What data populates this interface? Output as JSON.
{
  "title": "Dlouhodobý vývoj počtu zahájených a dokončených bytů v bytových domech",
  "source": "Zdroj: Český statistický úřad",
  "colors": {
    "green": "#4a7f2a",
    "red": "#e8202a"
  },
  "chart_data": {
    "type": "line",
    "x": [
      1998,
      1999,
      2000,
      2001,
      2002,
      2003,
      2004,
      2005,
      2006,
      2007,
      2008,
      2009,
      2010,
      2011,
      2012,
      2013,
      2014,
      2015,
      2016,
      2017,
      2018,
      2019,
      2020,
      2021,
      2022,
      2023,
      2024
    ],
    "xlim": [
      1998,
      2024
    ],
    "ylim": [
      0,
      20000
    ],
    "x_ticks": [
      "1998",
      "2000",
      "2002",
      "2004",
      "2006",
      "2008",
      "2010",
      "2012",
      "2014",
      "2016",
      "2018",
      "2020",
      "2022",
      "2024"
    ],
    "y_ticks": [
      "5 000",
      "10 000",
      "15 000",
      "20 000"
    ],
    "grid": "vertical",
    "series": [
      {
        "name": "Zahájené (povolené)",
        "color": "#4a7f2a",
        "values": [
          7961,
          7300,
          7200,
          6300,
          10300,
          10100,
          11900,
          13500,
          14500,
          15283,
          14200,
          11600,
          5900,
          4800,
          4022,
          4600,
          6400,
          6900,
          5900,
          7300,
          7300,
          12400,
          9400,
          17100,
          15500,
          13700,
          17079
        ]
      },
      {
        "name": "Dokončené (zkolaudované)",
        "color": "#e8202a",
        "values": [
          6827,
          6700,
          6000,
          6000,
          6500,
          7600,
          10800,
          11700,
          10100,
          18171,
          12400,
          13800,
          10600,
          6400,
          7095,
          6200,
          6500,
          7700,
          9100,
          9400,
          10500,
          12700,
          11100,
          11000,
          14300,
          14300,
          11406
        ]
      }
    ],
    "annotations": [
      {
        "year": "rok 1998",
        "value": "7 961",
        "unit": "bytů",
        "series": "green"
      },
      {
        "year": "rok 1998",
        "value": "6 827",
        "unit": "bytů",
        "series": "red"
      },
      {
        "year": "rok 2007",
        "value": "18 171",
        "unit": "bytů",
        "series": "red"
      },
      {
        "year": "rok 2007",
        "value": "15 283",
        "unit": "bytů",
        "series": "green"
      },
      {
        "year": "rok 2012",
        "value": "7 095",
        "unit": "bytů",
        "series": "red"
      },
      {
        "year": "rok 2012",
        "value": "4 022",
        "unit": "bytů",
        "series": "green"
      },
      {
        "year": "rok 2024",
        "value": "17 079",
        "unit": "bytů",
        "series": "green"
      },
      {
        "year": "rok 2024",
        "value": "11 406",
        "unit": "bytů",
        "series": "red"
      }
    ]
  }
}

» TASK GOAL: Retype the material above, line by line, exactly.

» EXERCISE SOLUTION:
What data populates this interface? Output as JSON.
{
  "title": "Dlouhodobý vývoj počtu zahájených a dokončených bytů v bytových domech",
  "source": "Zdroj: Český statistický úřad",
  "colors": {
    "green": "#4a7f2a",
    "red": "#e8202a"
  },
  "chart_data": {
    "type": "line",
    "x": [
      1998,
      1999,
      2000,
      2001,
      2002,
      2003,
      2004,
      2005,
      2006,
      2007,
      2008,
      2009,
      2010,
      2011,
      2012,
      2013,
      2014,
      2015,
      2016,
      2017,
      2018,
      2019,
      2020,
      2021,
      2022,
      2023,
      2024
    ],
    "xlim": [
      1998,
      2024
    ],
    "ylim": [
      0,
      20000
    ],
    "x_ticks": [
      "1998",
      "2000",
      "2002",
      "2004",
      "2006",
      "2008",
      "2010",
      "2012",
      "2014",
      "2016",
      "2018",
      "2020",
      "2022",
      "2024"
    ],
    "y_ticks": [
      "5 000",
      "10 000",
      "15 000",
      "20 000"
    ],
    "grid": "vertical",
    "series": [
      {
        "name": "Zahájené (povolené)",
        "color": "#4a7f2a",
        "values": [
          7961,
          7300,
          7200,
          6300,
          10300,
          10100,
          11900,
          13500,
          14500,
          15283,
          14200,
          11600,
          5900,
          4800,
          4022,
          4600,
          6400,
          6900,
          5900,
          7300,
          7300,
          12400,
          9400,
          17100,
          15500,
          13700,
          17079
        ]
      },
      {
        "name": "Dokončené (zkolaudované)",
        "color": "#e8202a",
        "values": [
          6827,
          6700,
          6000,
          6000,
          6500,
          7600,
          10800,
          11700,
          10100,
          18171,
          12400,
          13800,
          10600,
          6400,
          7095,
          6200,
          6500,
          7700,
          9100,
          9400,
          10500,
          12700,
          11100,
          11000,
          14300,
          14300,
          11406
        ]
      }
    ],
    "annotations": [
      {
        "year": "rok 1998",
        "value": "7 961",
        "unit": "bytů",
        "series": "green"
      },
      {
        "year": "rok 1998",
        "value": "6 827",
        "unit": "bytů",
        "series": "red"
      },
      {
        "year": "rok 2007",
        "value": "18 171",
        "unit": "bytů",
        "series": "red"
      },
      {
        "year": "rok 2007",
        "value": "15 283",
        "unit": "bytů",
        "series": "green"
      },
      {
        "year": "rok 2012",
        "value": "7 095",
        "unit": "bytů",
        "series": "red"
      },
      {
        "year": "rok 2012",
        "value": "4 022",
        "unit": "bytů",
        "series": "green"
      },
      {
        "year": "rok 2024",
        "value": "17 079",
        "unit": "bytů",
        "series": "green"
      },
      {
        "year": "rok 2024",
        "value": "11 406",
        "unit": "bytů",
        "series": "red"
      }
    ]
  }
}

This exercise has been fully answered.